DATASET start

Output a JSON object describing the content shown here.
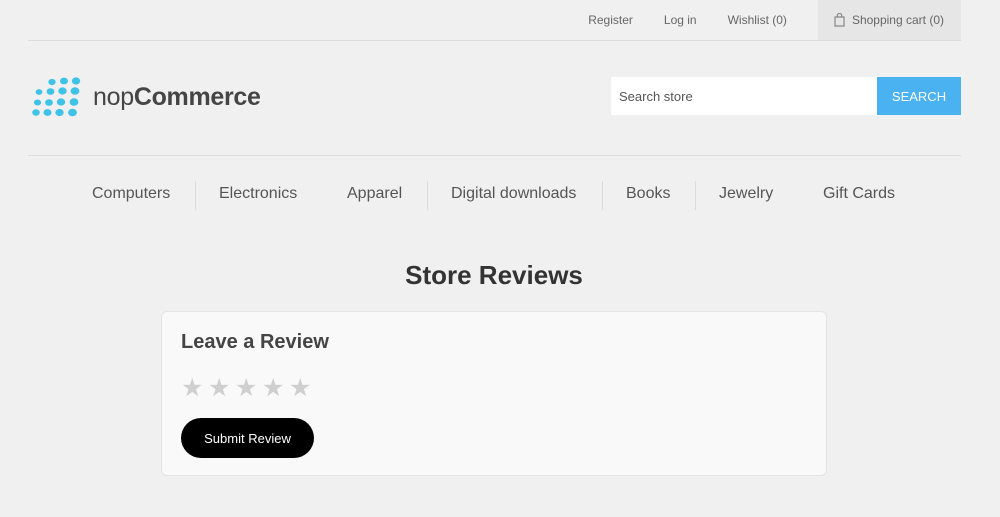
{
  "header_links": {
    "register": "Register",
    "login": "Log in",
    "wishlist": "Wishlist (0)",
    "cart": "Shopping cart (0)"
  },
  "logo": {
    "text_light": "nop",
    "text_bold": "Commerce",
    "color": "#3ec2e6"
  },
  "search": {
    "placeholder": "Search store",
    "button_label": "SEARCH",
    "accent": "#4ab2f1"
  },
  "nav": {
    "items": [
      "Computers",
      "Electronics",
      "Apparel",
      "Digital downloads",
      "Books",
      "Jewelry",
      "Gift Cards"
    ]
  },
  "page": {
    "title": "Store Reviews"
  },
  "review_form": {
    "heading": "Leave a Review",
    "rating": {
      "value": 0,
      "max": 5,
      "star_glyph": "★"
    },
    "submit_label": "Submit Review"
  }
}
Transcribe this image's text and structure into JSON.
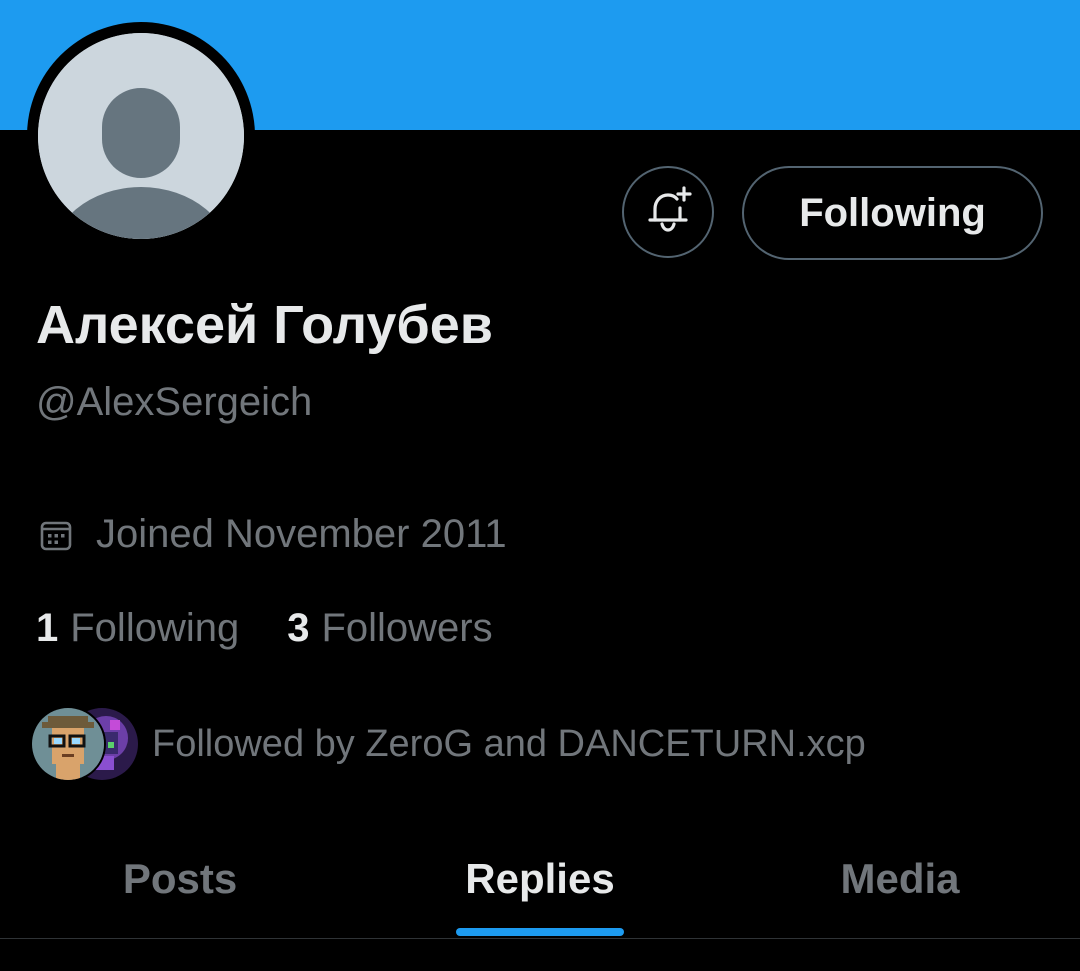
{
  "colors": {
    "banner": "#1d9bf0",
    "background": "#000000",
    "primary_text": "#e7e9ea",
    "secondary_text": "#71767b",
    "accent": "#1d9bf0",
    "border": "#536471"
  },
  "profile": {
    "display_name": "Алексей Голубев",
    "handle": "@AlexSergeich",
    "joined": "Joined November 2011",
    "avatar_icon": "default-avatar-icon"
  },
  "actions": {
    "notify_icon": "bell-plus-icon",
    "following_label": "Following"
  },
  "stats": {
    "following_count": "1",
    "following_label": "Following",
    "followers_count": "3",
    "followers_label": "Followers"
  },
  "followed_by": {
    "text": "Followed by ZeroG and DANCETURN.xcp"
  },
  "tabs": [
    {
      "label": "Posts",
      "active": false
    },
    {
      "label": "Replies",
      "active": true
    },
    {
      "label": "Media",
      "active": false
    }
  ]
}
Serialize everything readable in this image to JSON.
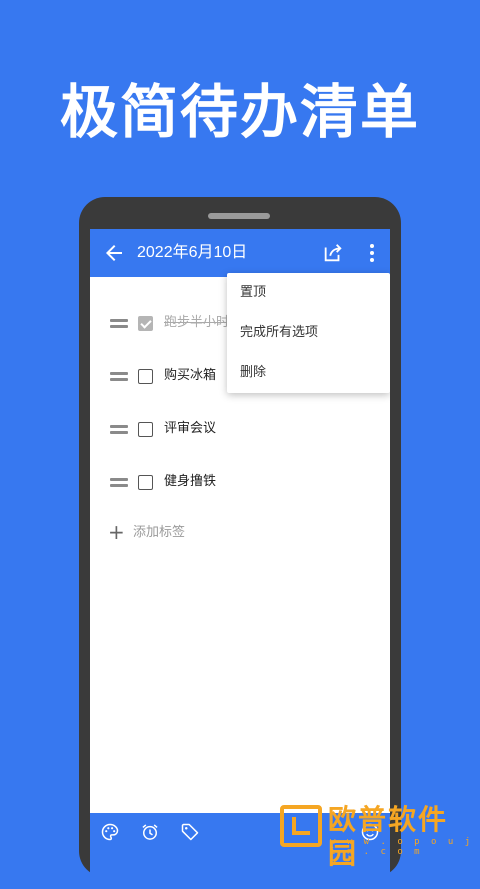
{
  "headline": "极简待办清单",
  "appbar": {
    "title": "2022年6月10日",
    "back_icon": "arrow-left-icon",
    "share_icon": "share-icon",
    "more_icon": "more-vert-icon"
  },
  "todos": [
    {
      "label": "跑步半小时",
      "checked": true
    },
    {
      "label": "购买冰箱",
      "checked": false
    },
    {
      "label": "评审会议",
      "checked": false
    },
    {
      "label": "健身撸铁",
      "checked": false
    }
  ],
  "add_tag": {
    "label": "添加标签"
  },
  "menu": {
    "items": [
      "置顶",
      "完成所有选项",
      "删除"
    ]
  },
  "bottombar": {
    "icons": [
      "palette-icon",
      "alarm-icon",
      "tag-icon",
      "emoji-icon"
    ]
  },
  "watermark": {
    "name": "欧普软件园",
    "url": "w w w . o p o u j i n . c o m"
  },
  "colors": {
    "primary": "#3778f0",
    "phone_frame": "#3a3a3a",
    "watermark": "#f5a623"
  }
}
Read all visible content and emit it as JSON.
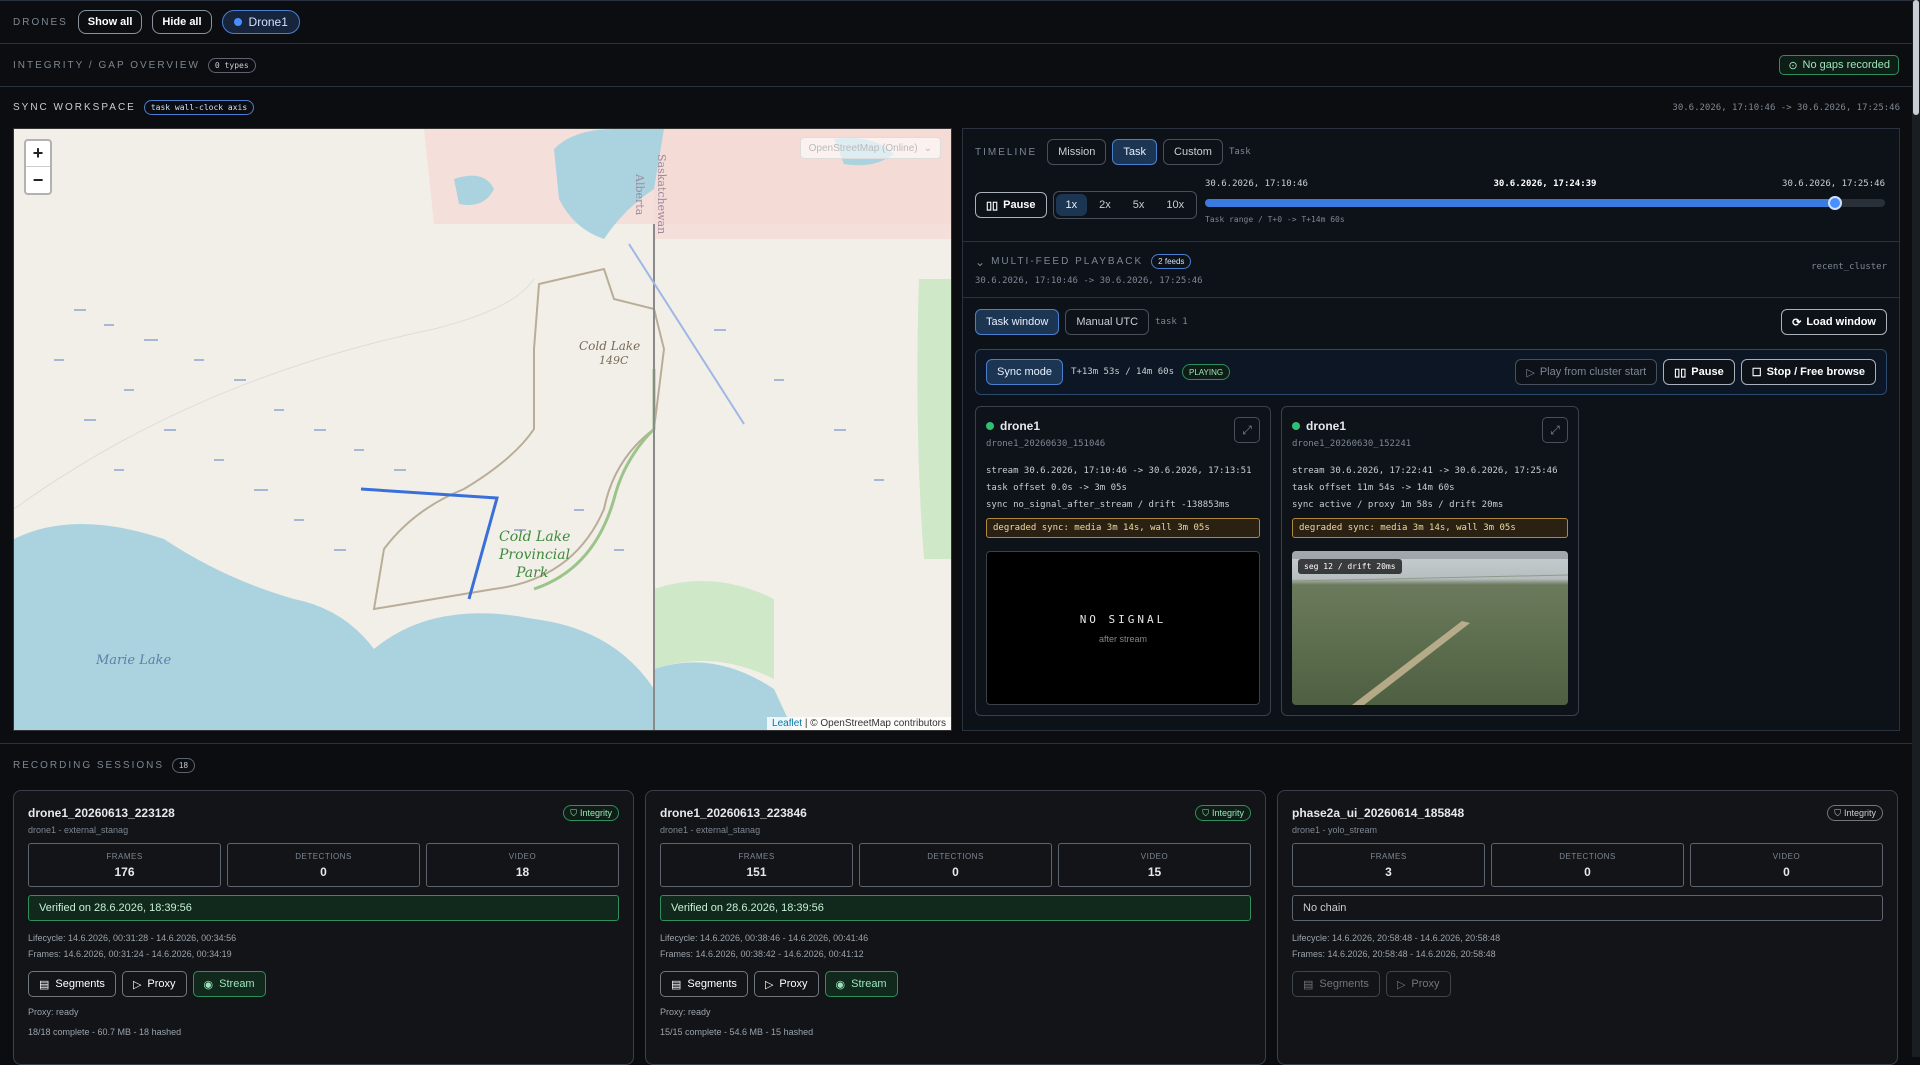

DATASET end

THE EXERCISE: Copy every line of the listing that includes the string "content".

REPLY:
Output a JSON object describing the content shown here.
Read all visible content and emit it as JSON.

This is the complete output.